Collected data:
★ ★ ★ ★ ★

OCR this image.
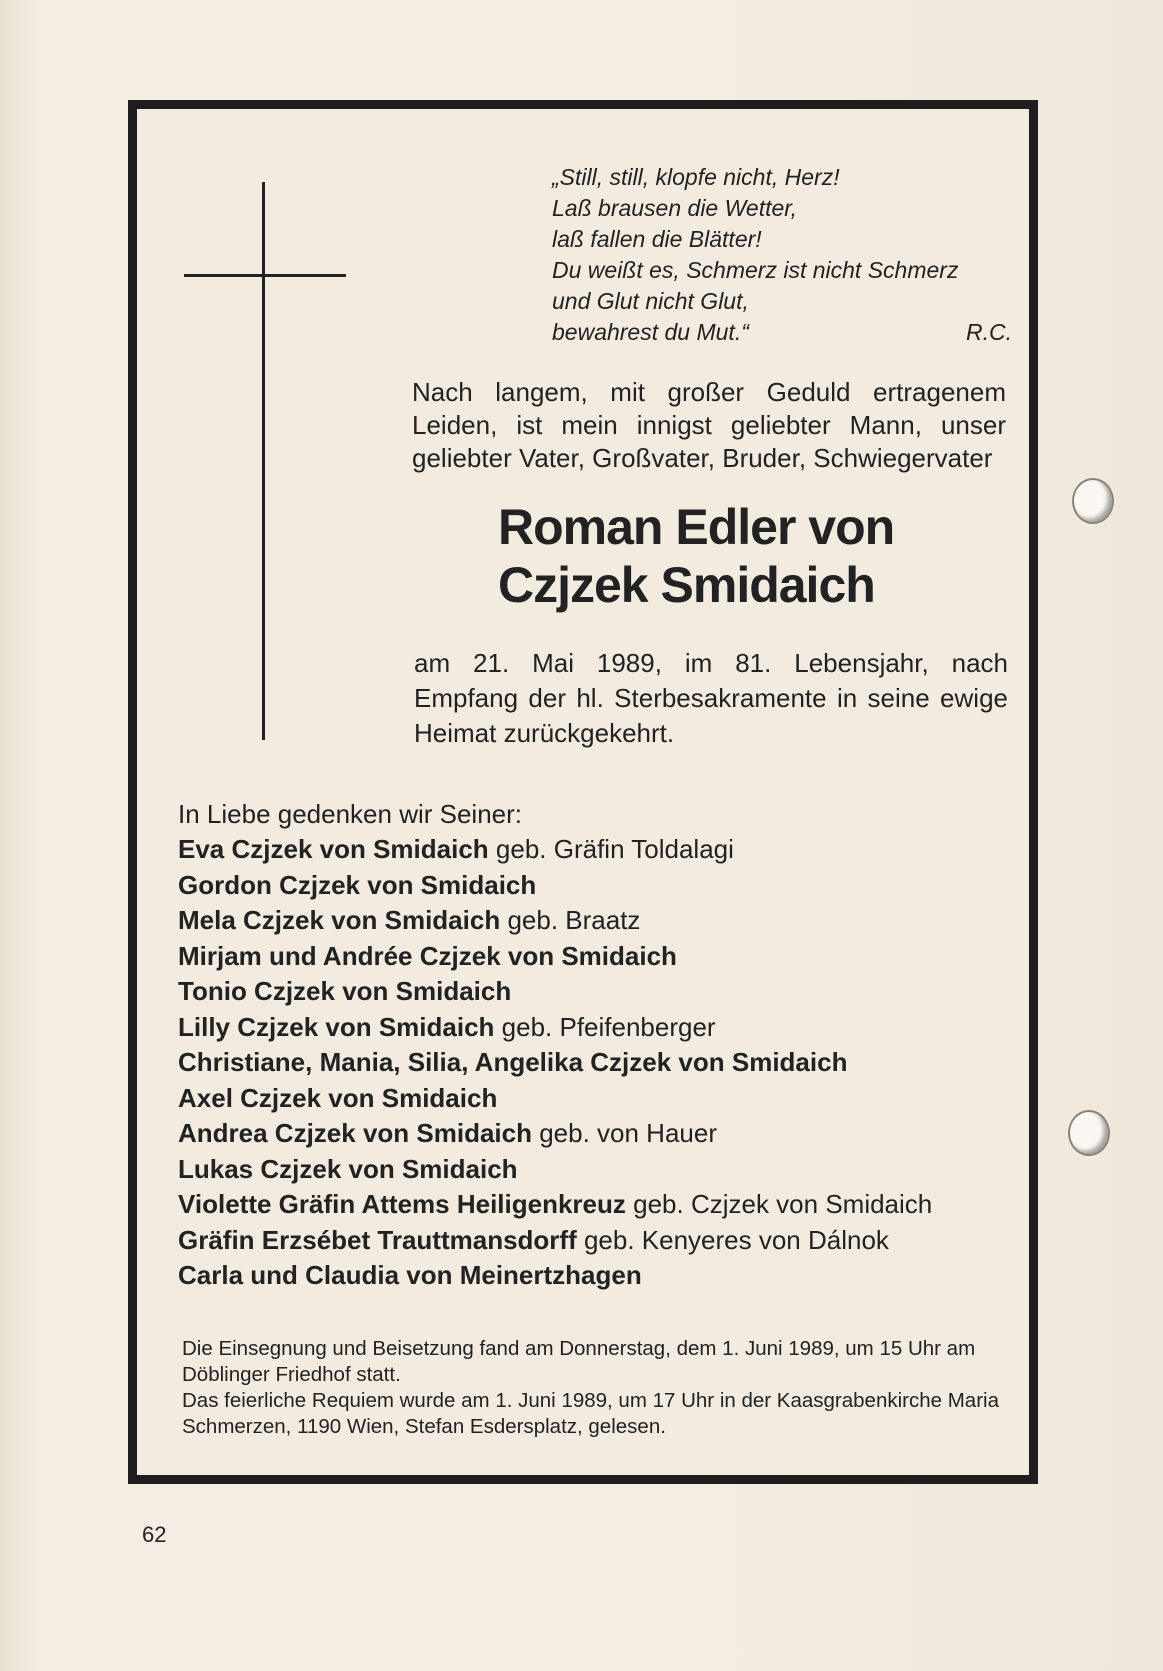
„Still, still, klopfe nicht, Herz!
Laß brausen die Wetter,
laß fallen die Blätter!
Du weißt es, Schmerz ist nicht Schmerz
und Glut nicht Glut,
bewahrest du Mut.“	R.C.
Nach langem, mit großer Geduld ertragenem Leiden, ist mein innigst geliebter Mann, unser geliebter Vater, Großvater, Bruder, Schwiegervater
Roman Edler von
Czjzek Smidaich
am 21. Mai 1989, im 81. Lebensjahr, nach Empfang der hl. Sterbesakramente in seine ewige Heimat zurückgekehrt.
In Liebe gedenken wir Seiner:
Eva Czjzek von Smidaich geb. Gräfin Toldalagi
Gordon Czjzek von Smidaich
Mela Czjzek von Smidaich geb. Braatz
Mirjam und Andrée Czjzek von Smidaich
Tonio Czjzek von Smidaich
Lilly Czjzek von Smidaich geb. Pfeifenberger
Christiane, Mania, Silia, Angelika Czjzek von Smidaich
Axel Czjzek von Smidaich
Andrea Czjzek von Smidaich geb. von Hauer
Lukas Czjzek von Smidaich
Violette Gräfin Attems Heiligenkreuz geb. Czjzek von Smidaich
Gräfin Erzsébet Trauttmansdorff geb. Kenyeres von Dálnok
Carla und Claudia von Meinertzhagen

Die Einsegnung und Beisetzung fand am Donnerstag, dem 1. Juni 1989, um 15 Uhr am Döblinger Friedhof statt.

Das feierliche Requiem wurde am 1. Juni 1989, um 17 Uhr in der Kaasgrabenkirche Maria Schmerzen, 1190 Wien, Stefan Esdersplatz, gelesen.

62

★ ★ ★ ★ ★

• [The problem]
Find the string "nicht" in the listing and return every line that holds it.

• [Answer in full]
„Still, still, klopfe nicht, Herz!
Du weißt es, Schmerz ist nicht Schmerz
und Glut nicht Glut,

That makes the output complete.